Direction: Give every line again exactly as it appears, please, but not the pictures.

Supplied records:
==========

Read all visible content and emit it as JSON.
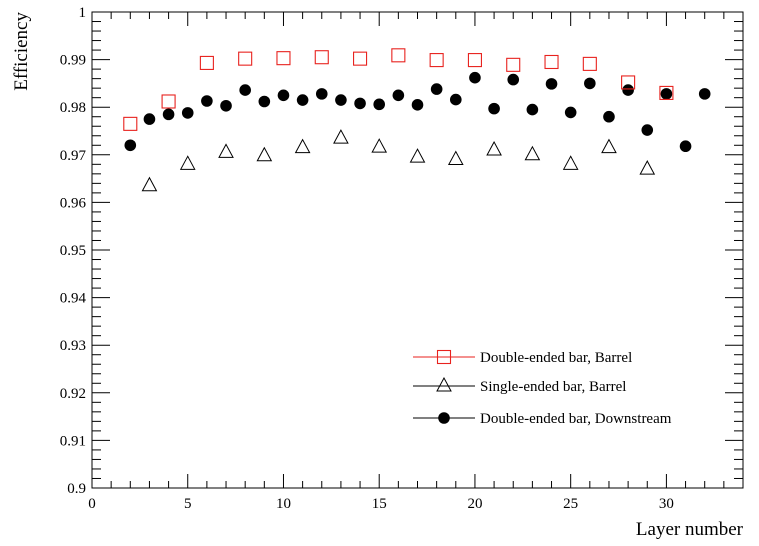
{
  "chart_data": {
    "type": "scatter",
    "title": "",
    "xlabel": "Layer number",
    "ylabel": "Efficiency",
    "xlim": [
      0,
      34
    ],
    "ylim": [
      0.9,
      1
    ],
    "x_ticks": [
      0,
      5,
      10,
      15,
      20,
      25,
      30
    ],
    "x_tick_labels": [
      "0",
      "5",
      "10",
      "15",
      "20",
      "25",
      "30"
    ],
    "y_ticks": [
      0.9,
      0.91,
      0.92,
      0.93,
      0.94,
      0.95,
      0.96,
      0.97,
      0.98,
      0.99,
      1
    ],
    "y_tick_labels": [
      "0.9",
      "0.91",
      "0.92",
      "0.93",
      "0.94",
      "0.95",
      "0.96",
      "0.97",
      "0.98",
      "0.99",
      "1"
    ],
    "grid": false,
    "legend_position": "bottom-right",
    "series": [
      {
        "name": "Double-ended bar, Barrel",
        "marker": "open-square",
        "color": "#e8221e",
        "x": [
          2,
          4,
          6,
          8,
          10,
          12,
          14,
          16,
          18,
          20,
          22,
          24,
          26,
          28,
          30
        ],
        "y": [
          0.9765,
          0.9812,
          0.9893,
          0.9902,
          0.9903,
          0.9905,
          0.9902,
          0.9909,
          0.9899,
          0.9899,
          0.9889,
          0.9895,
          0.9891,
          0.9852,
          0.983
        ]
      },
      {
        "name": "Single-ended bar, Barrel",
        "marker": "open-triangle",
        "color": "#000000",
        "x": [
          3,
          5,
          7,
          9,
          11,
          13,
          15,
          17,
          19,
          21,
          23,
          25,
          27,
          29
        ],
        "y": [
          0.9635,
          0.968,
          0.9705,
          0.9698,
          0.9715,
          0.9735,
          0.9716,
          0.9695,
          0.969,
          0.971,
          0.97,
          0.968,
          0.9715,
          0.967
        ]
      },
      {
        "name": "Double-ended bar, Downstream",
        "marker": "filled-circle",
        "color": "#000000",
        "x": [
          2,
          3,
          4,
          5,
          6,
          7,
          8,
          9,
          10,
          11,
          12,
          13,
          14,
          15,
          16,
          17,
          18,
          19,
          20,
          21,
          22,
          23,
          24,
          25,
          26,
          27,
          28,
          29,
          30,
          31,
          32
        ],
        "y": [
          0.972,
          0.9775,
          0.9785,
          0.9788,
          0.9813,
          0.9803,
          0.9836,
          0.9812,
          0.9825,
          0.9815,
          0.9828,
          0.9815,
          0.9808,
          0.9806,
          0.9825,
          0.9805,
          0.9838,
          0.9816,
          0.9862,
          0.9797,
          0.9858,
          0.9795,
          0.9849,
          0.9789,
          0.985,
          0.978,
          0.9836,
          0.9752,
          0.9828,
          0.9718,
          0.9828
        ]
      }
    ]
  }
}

==========

Completed task:
Read all visible content and emit it as JSON.
{
  "chart_data": {
    "type": "scatter",
    "title": "",
    "xlabel": "Layer number",
    "ylabel": "Efficiency",
    "xlim": [
      0,
      34
    ],
    "ylim": [
      0.9,
      1
    ],
    "x_ticks": [
      0,
      5,
      10,
      15,
      20,
      25,
      30
    ],
    "x_tick_labels": [
      "0",
      "5",
      "10",
      "15",
      "20",
      "25",
      "30"
    ],
    "y_ticks": [
      0.9,
      0.91,
      0.92,
      0.93,
      0.94,
      0.95,
      0.96,
      0.97,
      0.98,
      0.99,
      1
    ],
    "y_tick_labels": [
      "0.9",
      "0.91",
      "0.92",
      "0.93",
      "0.94",
      "0.95",
      "0.96",
      "0.97",
      "0.98",
      "0.99",
      "1"
    ],
    "grid": false,
    "legend_position": "bottom-right",
    "series": [
      {
        "name": "Double-ended bar, Barrel",
        "marker": "open-square",
        "color": "#e8221e",
        "x": [
          2,
          4,
          6,
          8,
          10,
          12,
          14,
          16,
          18,
          20,
          22,
          24,
          26,
          28,
          30
        ],
        "y": [
          0.9765,
          0.9812,
          0.9893,
          0.9902,
          0.9903,
          0.9905,
          0.9902,
          0.9909,
          0.9899,
          0.9899,
          0.9889,
          0.9895,
          0.9891,
          0.9852,
          0.983
        ]
      },
      {
        "name": "Single-ended bar, Barrel",
        "marker": "open-triangle",
        "color": "#000000",
        "x": [
          3,
          5,
          7,
          9,
          11,
          13,
          15,
          17,
          19,
          21,
          23,
          25,
          27,
          29
        ],
        "y": [
          0.9635,
          0.968,
          0.9705,
          0.9698,
          0.9715,
          0.9735,
          0.9716,
          0.9695,
          0.969,
          0.971,
          0.97,
          0.968,
          0.9715,
          0.967
        ]
      },
      {
        "name": "Double-ended bar, Downstream",
        "marker": "filled-circle",
        "color": "#000000",
        "x": [
          2,
          3,
          4,
          5,
          6,
          7,
          8,
          9,
          10,
          11,
          12,
          13,
          14,
          15,
          16,
          17,
          18,
          19,
          20,
          21,
          22,
          23,
          24,
          25,
          26,
          27,
          28,
          29,
          30,
          31,
          32
        ],
        "y": [
          0.972,
          0.9775,
          0.9785,
          0.9788,
          0.9813,
          0.9803,
          0.9836,
          0.9812,
          0.9825,
          0.9815,
          0.9828,
          0.9815,
          0.9808,
          0.9806,
          0.9825,
          0.9805,
          0.9838,
          0.9816,
          0.9862,
          0.9797,
          0.9858,
          0.9795,
          0.9849,
          0.9789,
          0.985,
          0.978,
          0.9836,
          0.9752,
          0.9828,
          0.9718,
          0.9828
        ]
      }
    ]
  }
}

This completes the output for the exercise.